GIVEN REQUEST: Set down the material below in full, matching it exactly.

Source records

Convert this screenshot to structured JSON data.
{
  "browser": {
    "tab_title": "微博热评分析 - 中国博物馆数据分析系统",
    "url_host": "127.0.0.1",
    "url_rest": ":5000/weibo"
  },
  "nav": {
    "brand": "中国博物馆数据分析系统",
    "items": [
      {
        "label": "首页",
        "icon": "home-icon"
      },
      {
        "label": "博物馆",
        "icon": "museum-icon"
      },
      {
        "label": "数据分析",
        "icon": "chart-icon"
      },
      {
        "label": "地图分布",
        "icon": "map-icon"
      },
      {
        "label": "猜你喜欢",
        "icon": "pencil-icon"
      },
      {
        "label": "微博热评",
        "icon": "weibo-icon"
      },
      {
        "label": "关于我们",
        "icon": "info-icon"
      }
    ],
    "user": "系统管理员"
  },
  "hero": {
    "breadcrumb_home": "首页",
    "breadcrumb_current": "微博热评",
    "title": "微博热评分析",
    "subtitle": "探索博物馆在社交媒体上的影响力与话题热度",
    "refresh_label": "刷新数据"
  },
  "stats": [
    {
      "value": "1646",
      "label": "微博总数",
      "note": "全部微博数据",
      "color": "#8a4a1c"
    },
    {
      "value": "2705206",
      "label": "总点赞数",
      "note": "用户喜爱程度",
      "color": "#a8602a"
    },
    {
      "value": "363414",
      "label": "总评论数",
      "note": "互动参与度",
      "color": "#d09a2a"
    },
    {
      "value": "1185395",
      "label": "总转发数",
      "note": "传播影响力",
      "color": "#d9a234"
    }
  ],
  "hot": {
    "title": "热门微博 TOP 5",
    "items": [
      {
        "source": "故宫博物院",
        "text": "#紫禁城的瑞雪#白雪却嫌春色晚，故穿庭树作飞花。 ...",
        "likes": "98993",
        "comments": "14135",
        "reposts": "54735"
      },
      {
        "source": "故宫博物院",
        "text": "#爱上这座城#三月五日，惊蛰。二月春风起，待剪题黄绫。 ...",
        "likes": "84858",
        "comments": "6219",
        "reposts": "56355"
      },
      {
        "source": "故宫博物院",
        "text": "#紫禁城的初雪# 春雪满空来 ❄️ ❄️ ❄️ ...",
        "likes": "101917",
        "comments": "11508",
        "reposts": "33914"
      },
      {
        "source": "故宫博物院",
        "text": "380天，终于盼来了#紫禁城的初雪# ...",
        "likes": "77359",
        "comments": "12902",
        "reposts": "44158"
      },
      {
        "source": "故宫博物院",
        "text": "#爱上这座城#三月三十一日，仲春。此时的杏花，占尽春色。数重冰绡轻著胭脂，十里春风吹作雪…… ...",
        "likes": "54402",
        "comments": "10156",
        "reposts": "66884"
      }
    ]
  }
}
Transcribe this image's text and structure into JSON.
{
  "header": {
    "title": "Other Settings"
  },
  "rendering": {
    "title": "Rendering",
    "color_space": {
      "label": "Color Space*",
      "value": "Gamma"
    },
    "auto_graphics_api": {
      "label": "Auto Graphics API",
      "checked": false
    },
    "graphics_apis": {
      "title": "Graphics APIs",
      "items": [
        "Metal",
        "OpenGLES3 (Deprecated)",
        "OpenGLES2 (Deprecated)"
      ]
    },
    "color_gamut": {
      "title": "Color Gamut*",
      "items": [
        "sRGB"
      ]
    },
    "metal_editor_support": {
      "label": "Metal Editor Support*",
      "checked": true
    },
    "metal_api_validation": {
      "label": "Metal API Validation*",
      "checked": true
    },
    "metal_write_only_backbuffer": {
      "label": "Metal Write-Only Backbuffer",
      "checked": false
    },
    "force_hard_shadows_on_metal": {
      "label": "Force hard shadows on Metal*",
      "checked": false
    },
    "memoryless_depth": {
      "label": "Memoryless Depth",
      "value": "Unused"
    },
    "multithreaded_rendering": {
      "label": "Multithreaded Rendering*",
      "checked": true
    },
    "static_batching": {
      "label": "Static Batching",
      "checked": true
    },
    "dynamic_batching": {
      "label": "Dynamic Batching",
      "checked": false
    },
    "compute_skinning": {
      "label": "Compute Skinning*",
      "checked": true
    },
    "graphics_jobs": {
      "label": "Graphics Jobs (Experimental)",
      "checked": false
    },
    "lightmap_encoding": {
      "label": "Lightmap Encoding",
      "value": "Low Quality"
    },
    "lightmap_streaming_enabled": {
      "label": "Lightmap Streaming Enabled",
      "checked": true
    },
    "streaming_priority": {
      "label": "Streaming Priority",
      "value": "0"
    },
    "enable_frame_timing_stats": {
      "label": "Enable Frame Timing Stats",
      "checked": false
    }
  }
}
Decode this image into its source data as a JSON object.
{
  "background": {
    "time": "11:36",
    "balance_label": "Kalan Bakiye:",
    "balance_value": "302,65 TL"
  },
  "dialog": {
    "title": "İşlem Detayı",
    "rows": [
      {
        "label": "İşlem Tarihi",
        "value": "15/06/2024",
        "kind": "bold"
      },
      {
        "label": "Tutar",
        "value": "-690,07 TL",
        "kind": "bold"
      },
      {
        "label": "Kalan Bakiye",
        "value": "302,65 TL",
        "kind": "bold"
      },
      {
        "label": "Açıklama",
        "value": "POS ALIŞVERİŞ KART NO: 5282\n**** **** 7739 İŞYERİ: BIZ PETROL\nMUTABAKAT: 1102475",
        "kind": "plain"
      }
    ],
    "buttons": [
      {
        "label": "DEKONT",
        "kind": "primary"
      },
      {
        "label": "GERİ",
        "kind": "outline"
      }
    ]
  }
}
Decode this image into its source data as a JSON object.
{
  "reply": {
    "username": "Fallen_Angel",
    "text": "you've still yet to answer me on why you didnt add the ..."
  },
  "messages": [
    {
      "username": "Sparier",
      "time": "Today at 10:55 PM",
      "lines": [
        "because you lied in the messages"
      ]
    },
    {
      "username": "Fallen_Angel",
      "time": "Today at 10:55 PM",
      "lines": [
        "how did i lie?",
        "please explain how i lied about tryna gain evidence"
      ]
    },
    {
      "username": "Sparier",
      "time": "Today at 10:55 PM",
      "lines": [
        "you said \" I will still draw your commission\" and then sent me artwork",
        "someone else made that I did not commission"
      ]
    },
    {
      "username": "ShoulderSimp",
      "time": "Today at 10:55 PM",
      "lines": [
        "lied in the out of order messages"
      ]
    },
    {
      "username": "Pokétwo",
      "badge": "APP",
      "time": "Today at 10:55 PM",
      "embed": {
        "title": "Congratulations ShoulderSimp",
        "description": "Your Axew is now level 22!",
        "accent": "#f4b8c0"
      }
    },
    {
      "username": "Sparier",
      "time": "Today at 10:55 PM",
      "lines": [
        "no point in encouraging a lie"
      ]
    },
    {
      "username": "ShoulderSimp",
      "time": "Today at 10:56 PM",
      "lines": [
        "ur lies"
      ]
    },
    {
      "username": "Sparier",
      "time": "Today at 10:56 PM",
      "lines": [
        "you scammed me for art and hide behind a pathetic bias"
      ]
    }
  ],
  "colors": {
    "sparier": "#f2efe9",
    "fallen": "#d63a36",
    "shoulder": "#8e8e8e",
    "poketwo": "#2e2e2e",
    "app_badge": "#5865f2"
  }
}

EXERCISE RESULT:
Convert this screenshot to structured JSON data.
{
  "browser": {
    "tab_title": "微博热评分析 - 中国博物馆数据分析系统",
    "url_host": "127.0.0.1",
    "url_rest": ":5000/weibo"
  },
  "nav": {
    "brand": "中国博物馆数据分析系统",
    "items": [
      {
        "label": "首页",
        "icon": "home-icon"
      },
      {
        "label": "博物馆",
        "icon": "museum-icon"
      },
      {
        "label": "数据分析",
        "icon": "chart-icon"
      },
      {
        "label": "地图分布",
        "icon": "map-icon"
      },
      {
        "label": "猜你喜欢",
        "icon": "pencil-icon"
      },
      {
        "label": "微博热评",
        "icon": "weibo-icon"
      },
      {
        "label": "关于我们",
        "icon": "info-icon"
      }
    ],
    "user": "系统管理员"
  },
  "hero": {
    "breadcrumb_home": "首页",
    "breadcrumb_current": "微博热评",
    "title": "微博热评分析",
    "subtitle": "探索博物馆在社交媒体上的影响力与话题热度",
    "refresh_label": "刷新数据"
  },
  "stats": [
    {
      "value": "1646",
      "label": "微博总数",
      "note": "全部微博数据",
      "color": "#8a4a1c"
    },
    {
      "value": "2705206",
      "label": "总点赞数",
      "note": "用户喜爱程度",
      "color": "#a8602a"
    },
    {
      "value": "363414",
      "label": "总评论数",
      "note": "互动参与度",
      "color": "#d09a2a"
    },
    {
      "value": "1185395",
      "label": "总转发数",
      "note": "传播影响力",
      "color": "#d9a234"
    }
  ],
  "hot": {
    "title": "热门微博 TOP 5",
    "items": [
      {
        "source": "故宫博物院",
        "text": "#紫禁城的瑞雪#白雪却嫌春色晚，故穿庭树作飞花。 ...",
        "likes": "98993",
        "comments": "14135",
        "reposts": "54735"
      },
      {
        "source": "故宫博物院",
        "text": "#爱上这座城#三月五日，惊蛰。二月春风起，待剪题黄绫。 ...",
        "likes": "84858",
        "comments": "6219",
        "reposts": "56355"
      },
      {
        "source": "故宫博物院",
        "text": "#紫禁城的初雪# 春雪满空来 ❄️ ❄️ ❄️ ...",
        "likes": "101917",
        "comments": "11508",
        "reposts": "33914"
      },
      {
        "source": "故宫博物院",
        "text": "380天，终于盼来了#紫禁城的初雪# ...",
        "likes": "77359",
        "comments": "12902",
        "reposts": "44158"
      },
      {
        "source": "故宫博物院",
        "text": "#爱上这座城#三月三十一日，仲春。此时的杏花，占尽春色。数重冰绡轻著胭脂，十里春风吹作雪…… ...",
        "likes": "54402",
        "comments": "10156",
        "reposts": "66884"
      }
    ]
  }
}
Transcribe this image's text and structure into JSON.
{
  "header": {
    "title": "Other Settings"
  },
  "rendering": {
    "title": "Rendering",
    "color_space": {
      "label": "Color Space*",
      "value": "Gamma"
    },
    "auto_graphics_api": {
      "label": "Auto Graphics API",
      "checked": false
    },
    "graphics_apis": {
      "title": "Graphics APIs",
      "items": [
        "Metal",
        "OpenGLES3 (Deprecated)",
        "OpenGLES2 (Deprecated)"
      ]
    },
    "color_gamut": {
      "title": "Color Gamut*",
      "items": [
        "sRGB"
      ]
    },
    "metal_editor_support": {
      "label": "Metal Editor Support*",
      "checked": true
    },
    "metal_api_validation": {
      "label": "Metal API Validation*",
      "checked": true
    },
    "metal_write_only_backbuffer": {
      "label": "Metal Write-Only Backbuffer",
      "checked": false
    },
    "force_hard_shadows_on_metal": {
      "label": "Force hard shadows on Metal*",
      "checked": false
    },
    "memoryless_depth": {
      "label": "Memoryless Depth",
      "value": "Unused"
    },
    "multithreaded_rendering": {
      "label": "Multithreaded Rendering*",
      "checked": true
    },
    "static_batching": {
      "label": "Static Batching",
      "checked": true
    },
    "dynamic_batching": {
      "label": "Dynamic Batching",
      "checked": false
    },
    "compute_skinning": {
      "label": "Compute Skinning*",
      "checked": true
    },
    "graphics_jobs": {
      "label": "Graphics Jobs (Experimental)",
      "checked": false
    },
    "lightmap_encoding": {
      "label": "Lightmap Encoding",
      "value": "Low Quality"
    },
    "lightmap_streaming_enabled": {
      "label": "Lightmap Streaming Enabled",
      "checked": true
    },
    "streaming_priority": {
      "label": "Streaming Priority",
      "value": "0"
    },
    "enable_frame_timing_stats": {
      "label": "Enable Frame Timing Stats",
      "checked": false
    }
  }
}
Decode this image into its source data as a JSON object.
{
  "background": {
    "time": "11:36",
    "balance_label": "Kalan Bakiye:",
    "balance_value": "302,65 TL"
  },
  "dialog": {
    "title": "İşlem Detayı",
    "rows": [
      {
        "label": "İşlem Tarihi",
        "value": "15/06/2024",
        "kind": "bold"
      },
      {
        "label": "Tutar",
        "value": "-690,07 TL",
        "kind": "bold"
      },
      {
        "label": "Kalan Bakiye",
        "value": "302,65 TL",
        "kind": "bold"
      },
      {
        "label": "Açıklama",
        "value": "POS ALIŞVERİŞ KART NO: 5282\n**** **** 7739 İŞYERİ: BIZ PETROL\nMUTABAKAT: 1102475",
        "kind": "plain"
      }
    ],
    "buttons": [
      {
        "label": "DEKONT",
        "kind": "primary"
      },
      {
        "label": "GERİ",
        "kind": "outline"
      }
    ]
  }
}
Decode this image into its source data as a JSON object.
{
  "reply": {
    "username": "Fallen_Angel",
    "text": "you've still yet to answer me on why you didnt add the ..."
  },
  "messages": [
    {
      "username": "Sparier",
      "time": "Today at 10:55 PM",
      "lines": [
        "because you lied in the messages"
      ]
    },
    {
      "username": "Fallen_Angel",
      "time": "Today at 10:55 PM",
      "lines": [
        "how did i lie?",
        "please explain how i lied about tryna gain evidence"
      ]
    },
    {
      "username": "Sparier",
      "time": "Today at 10:55 PM",
      "lines": [
        "you said \" I will still draw your commission\" and then sent me artwork",
        "someone else made that I did not commission"
      ]
    },
    {
      "username": "ShoulderSimp",
      "time": "Today at 10:55 PM",
      "lines": [
        "lied in the out of order messages"
      ]
    },
    {
      "username": "Pokétwo",
      "badge": "APP",
      "time": "Today at 10:55 PM",
      "embed": {
        "title": "Congratulations ShoulderSimp",
        "description": "Your Axew is now level 22!",
        "accent": "#f4b8c0"
      }
    },
    {
      "username": "Sparier",
      "time": "Today at 10:55 PM",
      "lines": [
        "no point in encouraging a lie"
      ]
    },
    {
      "username": "ShoulderSimp",
      "time": "Today at 10:56 PM",
      "lines": [
        "ur lies"
      ]
    },
    {
      "username": "Sparier",
      "time": "Today at 10:56 PM",
      "lines": [
        "you scammed me for art and hide behind a pathetic bias"
      ]
    }
  ],
  "colors": {
    "sparier": "#f2efe9",
    "fallen": "#d63a36",
    "shoulder": "#8e8e8e",
    "poketwo": "#2e2e2e",
    "app_badge": "#5865f2"
  }
}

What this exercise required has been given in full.